»»

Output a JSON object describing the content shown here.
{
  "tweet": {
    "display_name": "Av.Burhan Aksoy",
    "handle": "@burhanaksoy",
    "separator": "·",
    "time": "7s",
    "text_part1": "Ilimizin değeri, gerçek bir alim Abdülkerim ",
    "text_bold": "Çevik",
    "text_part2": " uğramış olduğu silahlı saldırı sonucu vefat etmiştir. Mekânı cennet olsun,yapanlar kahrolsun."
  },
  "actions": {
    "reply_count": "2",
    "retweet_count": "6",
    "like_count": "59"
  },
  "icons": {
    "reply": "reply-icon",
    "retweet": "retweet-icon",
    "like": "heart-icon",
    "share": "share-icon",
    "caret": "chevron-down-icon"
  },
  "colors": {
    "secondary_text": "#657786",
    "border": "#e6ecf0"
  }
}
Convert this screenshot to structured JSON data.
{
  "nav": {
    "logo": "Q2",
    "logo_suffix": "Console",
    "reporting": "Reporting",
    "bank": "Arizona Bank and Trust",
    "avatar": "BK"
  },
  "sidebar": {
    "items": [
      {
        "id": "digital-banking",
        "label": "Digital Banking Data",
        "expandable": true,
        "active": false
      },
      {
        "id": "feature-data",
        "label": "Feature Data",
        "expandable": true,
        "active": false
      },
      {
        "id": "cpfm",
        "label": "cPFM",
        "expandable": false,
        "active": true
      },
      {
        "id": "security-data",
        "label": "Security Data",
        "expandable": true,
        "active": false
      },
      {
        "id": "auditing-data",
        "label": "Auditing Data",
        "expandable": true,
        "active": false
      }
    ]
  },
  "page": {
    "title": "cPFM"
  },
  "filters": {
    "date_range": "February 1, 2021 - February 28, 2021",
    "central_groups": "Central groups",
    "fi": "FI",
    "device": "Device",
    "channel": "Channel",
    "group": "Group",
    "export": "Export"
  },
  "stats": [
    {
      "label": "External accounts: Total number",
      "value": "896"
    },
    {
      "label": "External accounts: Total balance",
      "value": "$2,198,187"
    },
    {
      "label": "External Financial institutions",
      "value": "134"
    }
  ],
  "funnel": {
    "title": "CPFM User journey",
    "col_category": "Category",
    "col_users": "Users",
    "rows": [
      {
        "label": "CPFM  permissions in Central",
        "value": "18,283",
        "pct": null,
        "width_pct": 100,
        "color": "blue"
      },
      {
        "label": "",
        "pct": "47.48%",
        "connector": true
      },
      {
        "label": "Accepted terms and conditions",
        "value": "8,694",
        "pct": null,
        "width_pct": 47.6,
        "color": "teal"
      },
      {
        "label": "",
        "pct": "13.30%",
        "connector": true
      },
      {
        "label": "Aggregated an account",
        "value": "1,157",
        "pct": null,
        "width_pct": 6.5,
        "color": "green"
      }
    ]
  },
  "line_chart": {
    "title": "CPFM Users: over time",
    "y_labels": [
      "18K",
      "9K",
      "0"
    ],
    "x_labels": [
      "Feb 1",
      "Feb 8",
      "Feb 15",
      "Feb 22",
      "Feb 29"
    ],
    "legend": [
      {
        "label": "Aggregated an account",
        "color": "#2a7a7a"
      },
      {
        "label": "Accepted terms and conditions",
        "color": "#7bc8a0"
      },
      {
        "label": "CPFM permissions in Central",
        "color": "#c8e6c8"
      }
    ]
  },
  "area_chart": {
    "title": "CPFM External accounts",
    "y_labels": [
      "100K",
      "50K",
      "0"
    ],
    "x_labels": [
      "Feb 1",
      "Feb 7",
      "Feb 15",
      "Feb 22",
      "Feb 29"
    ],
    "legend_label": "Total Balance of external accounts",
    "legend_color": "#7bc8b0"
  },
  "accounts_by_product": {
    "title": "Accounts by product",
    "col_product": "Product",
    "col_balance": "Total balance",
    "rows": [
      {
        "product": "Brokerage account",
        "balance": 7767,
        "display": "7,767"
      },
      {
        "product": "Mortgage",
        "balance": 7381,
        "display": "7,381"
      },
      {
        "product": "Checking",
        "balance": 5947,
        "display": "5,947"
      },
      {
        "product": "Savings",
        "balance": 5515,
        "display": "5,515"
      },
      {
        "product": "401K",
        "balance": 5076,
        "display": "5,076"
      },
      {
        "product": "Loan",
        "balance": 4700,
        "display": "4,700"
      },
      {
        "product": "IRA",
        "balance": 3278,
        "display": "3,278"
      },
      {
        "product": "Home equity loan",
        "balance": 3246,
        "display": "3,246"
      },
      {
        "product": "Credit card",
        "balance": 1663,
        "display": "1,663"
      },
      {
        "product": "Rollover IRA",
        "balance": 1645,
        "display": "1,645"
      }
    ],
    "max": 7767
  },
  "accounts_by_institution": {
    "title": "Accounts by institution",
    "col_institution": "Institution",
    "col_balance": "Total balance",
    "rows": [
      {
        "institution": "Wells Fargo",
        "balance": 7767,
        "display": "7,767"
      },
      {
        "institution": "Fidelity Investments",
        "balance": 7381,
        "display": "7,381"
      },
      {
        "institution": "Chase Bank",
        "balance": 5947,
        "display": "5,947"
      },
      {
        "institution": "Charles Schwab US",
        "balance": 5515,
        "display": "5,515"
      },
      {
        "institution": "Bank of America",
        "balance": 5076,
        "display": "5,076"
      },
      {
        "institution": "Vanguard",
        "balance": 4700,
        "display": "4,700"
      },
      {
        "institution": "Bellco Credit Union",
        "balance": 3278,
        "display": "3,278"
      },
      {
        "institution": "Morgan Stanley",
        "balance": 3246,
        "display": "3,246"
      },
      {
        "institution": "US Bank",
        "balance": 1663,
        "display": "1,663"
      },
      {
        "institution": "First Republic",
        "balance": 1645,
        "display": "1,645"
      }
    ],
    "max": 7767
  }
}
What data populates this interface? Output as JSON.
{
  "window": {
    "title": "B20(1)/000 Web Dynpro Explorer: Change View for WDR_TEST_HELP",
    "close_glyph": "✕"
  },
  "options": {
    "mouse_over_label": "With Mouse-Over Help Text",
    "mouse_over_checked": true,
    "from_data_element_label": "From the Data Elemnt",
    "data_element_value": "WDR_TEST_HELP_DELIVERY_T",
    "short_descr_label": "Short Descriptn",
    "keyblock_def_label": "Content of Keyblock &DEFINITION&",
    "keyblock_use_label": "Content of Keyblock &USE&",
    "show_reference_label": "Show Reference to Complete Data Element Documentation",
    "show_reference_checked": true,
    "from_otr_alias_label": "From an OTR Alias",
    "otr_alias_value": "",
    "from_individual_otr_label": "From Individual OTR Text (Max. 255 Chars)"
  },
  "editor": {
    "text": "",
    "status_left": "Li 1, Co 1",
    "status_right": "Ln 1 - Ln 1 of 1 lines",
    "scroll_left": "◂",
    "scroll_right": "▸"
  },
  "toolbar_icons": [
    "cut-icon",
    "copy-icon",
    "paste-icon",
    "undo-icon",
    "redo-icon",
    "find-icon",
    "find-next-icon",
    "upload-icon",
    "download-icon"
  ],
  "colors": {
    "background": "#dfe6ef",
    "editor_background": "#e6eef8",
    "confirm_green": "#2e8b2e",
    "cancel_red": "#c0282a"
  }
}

««

**REQUIREMENTS**
Each entry is to be returned in full, character for character.

**RESULT**
Output a JSON object describing the content shown here.
{
  "tweet": {
    "display_name": "Av.Burhan Aksoy",
    "handle": "@burhanaksoy",
    "separator": "·",
    "time": "7s",
    "text_part1": "Ilimizin değeri, gerçek bir alim Abdülkerim ",
    "text_bold": "Çevik",
    "text_part2": " uğramış olduğu silahlı saldırı sonucu vefat etmiştir. Mekânı cennet olsun,yapanlar kahrolsun."
  },
  "actions": {
    "reply_count": "2",
    "retweet_count": "6",
    "like_count": "59"
  },
  "icons": {
    "reply": "reply-icon",
    "retweet": "retweet-icon",
    "like": "heart-icon",
    "share": "share-icon",
    "caret": "chevron-down-icon"
  },
  "colors": {
    "secondary_text": "#657786",
    "border": "#e6ecf0"
  }
}
Convert this screenshot to structured JSON data.
{
  "nav": {
    "logo": "Q2",
    "logo_suffix": "Console",
    "reporting": "Reporting",
    "bank": "Arizona Bank and Trust",
    "avatar": "BK"
  },
  "sidebar": {
    "items": [
      {
        "id": "digital-banking",
        "label": "Digital Banking Data",
        "expandable": true,
        "active": false
      },
      {
        "id": "feature-data",
        "label": "Feature Data",
        "expandable": true,
        "active": false
      },
      {
        "id": "cpfm",
        "label": "cPFM",
        "expandable": false,
        "active": true
      },
      {
        "id": "security-data",
        "label": "Security Data",
        "expandable": true,
        "active": false
      },
      {
        "id": "auditing-data",
        "label": "Auditing Data",
        "expandable": true,
        "active": false
      }
    ]
  },
  "page": {
    "title": "cPFM"
  },
  "filters": {
    "date_range": "February 1, 2021 - February 28, 2021",
    "central_groups": "Central groups",
    "fi": "FI",
    "device": "Device",
    "channel": "Channel",
    "group": "Group",
    "export": "Export"
  },
  "stats": [
    {
      "label": "External accounts: Total number",
      "value": "896"
    },
    {
      "label": "External accounts: Total balance",
      "value": "$2,198,187"
    },
    {
      "label": "External Financial institutions",
      "value": "134"
    }
  ],
  "funnel": {
    "title": "CPFM User journey",
    "col_category": "Category",
    "col_users": "Users",
    "rows": [
      {
        "label": "CPFM  permissions in Central",
        "value": "18,283",
        "pct": null,
        "width_pct": 100,
        "color": "blue"
      },
      {
        "label": "",
        "pct": "47.48%",
        "connector": true
      },
      {
        "label": "Accepted terms and conditions",
        "value": "8,694",
        "pct": null,
        "width_pct": 47.6,
        "color": "teal"
      },
      {
        "label": "",
        "pct": "13.30%",
        "connector": true
      },
      {
        "label": "Aggregated an account",
        "value": "1,157",
        "pct": null,
        "width_pct": 6.5,
        "color": "green"
      }
    ]
  },
  "line_chart": {
    "title": "CPFM Users: over time",
    "y_labels": [
      "18K",
      "9K",
      "0"
    ],
    "x_labels": [
      "Feb 1",
      "Feb 8",
      "Feb 15",
      "Feb 22",
      "Feb 29"
    ],
    "legend": [
      {
        "label": "Aggregated an account",
        "color": "#2a7a7a"
      },
      {
        "label": "Accepted terms and conditions",
        "color": "#7bc8a0"
      },
      {
        "label": "CPFM permissions in Central",
        "color": "#c8e6c8"
      }
    ]
  },
  "area_chart": {
    "title": "CPFM External accounts",
    "y_labels": [
      "100K",
      "50K",
      "0"
    ],
    "x_labels": [
      "Feb 1",
      "Feb 7",
      "Feb 15",
      "Feb 22",
      "Feb 29"
    ],
    "legend_label": "Total Balance of external accounts",
    "legend_color": "#7bc8b0"
  },
  "accounts_by_product": {
    "title": "Accounts by product",
    "col_product": "Product",
    "col_balance": "Total balance",
    "rows": [
      {
        "product": "Brokerage account",
        "balance": 7767,
        "display": "7,767"
      },
      {
        "product": "Mortgage",
        "balance": 7381,
        "display": "7,381"
      },
      {
        "product": "Checking",
        "balance": 5947,
        "display": "5,947"
      },
      {
        "product": "Savings",
        "balance": 5515,
        "display": "5,515"
      },
      {
        "product": "401K",
        "balance": 5076,
        "display": "5,076"
      },
      {
        "product": "Loan",
        "balance": 4700,
        "display": "4,700"
      },
      {
        "product": "IRA",
        "balance": 3278,
        "display": "3,278"
      },
      {
        "product": "Home equity loan",
        "balance": 3246,
        "display": "3,246"
      },
      {
        "product": "Credit card",
        "balance": 1663,
        "display": "1,663"
      },
      {
        "product": "Rollover IRA",
        "balance": 1645,
        "display": "1,645"
      }
    ],
    "max": 7767
  },
  "accounts_by_institution": {
    "title": "Accounts by institution",
    "col_institution": "Institution",
    "col_balance": "Total balance",
    "rows": [
      {
        "institution": "Wells Fargo",
        "balance": 7767,
        "display": "7,767"
      },
      {
        "institution": "Fidelity Investments",
        "balance": 7381,
        "display": "7,381"
      },
      {
        "institution": "Chase Bank",
        "balance": 5947,
        "display": "5,947"
      },
      {
        "institution": "Charles Schwab US",
        "balance": 5515,
        "display": "5,515"
      },
      {
        "institution": "Bank of America",
        "balance": 5076,
        "display": "5,076"
      },
      {
        "institution": "Vanguard",
        "balance": 4700,
        "display": "4,700"
      },
      {
        "institution": "Bellco Credit Union",
        "balance": 3278,
        "display": "3,278"
      },
      {
        "institution": "Morgan Stanley",
        "balance": 3246,
        "display": "3,246"
      },
      {
        "institution": "US Bank",
        "balance": 1663,
        "display": "1,663"
      },
      {
        "institution": "First Republic",
        "balance": 1645,
        "display": "1,645"
      }
    ],
    "max": 7767
  }
}
What data populates this interface? Output as JSON.
{
  "window": {
    "title": "B20(1)/000 Web Dynpro Explorer: Change View for WDR_TEST_HELP",
    "close_glyph": "✕"
  },
  "options": {
    "mouse_over_label": "With Mouse-Over Help Text",
    "mouse_over_checked": true,
    "from_data_element_label": "From the Data Elemnt",
    "data_element_value": "WDR_TEST_HELP_DELIVERY_T",
    "short_descr_label": "Short Descriptn",
    "keyblock_def_label": "Content of Keyblock &DEFINITION&",
    "keyblock_use_label": "Content of Keyblock &USE&",
    "show_reference_label": "Show Reference to Complete Data Element Documentation",
    "show_reference_checked": true,
    "from_otr_alias_label": "From an OTR Alias",
    "otr_alias_value": "",
    "from_individual_otr_label": "From Individual OTR Text (Max. 255 Chars)"
  },
  "editor": {
    "text": "",
    "status_left": "Li 1, Co 1",
    "status_right": "Ln 1 - Ln 1 of 1 lines",
    "scroll_left": "◂",
    "scroll_right": "▸"
  },
  "toolbar_icons": [
    "cut-icon",
    "copy-icon",
    "paste-icon",
    "undo-icon",
    "redo-icon",
    "find-icon",
    "find-next-icon",
    "upload-icon",
    "download-icon"
  ],
  "colors": {
    "background": "#dfe6ef",
    "editor_background": "#e6eef8",
    "confirm_green": "#2e8b2e",
    "cancel_red": "#c0282a"
  }
}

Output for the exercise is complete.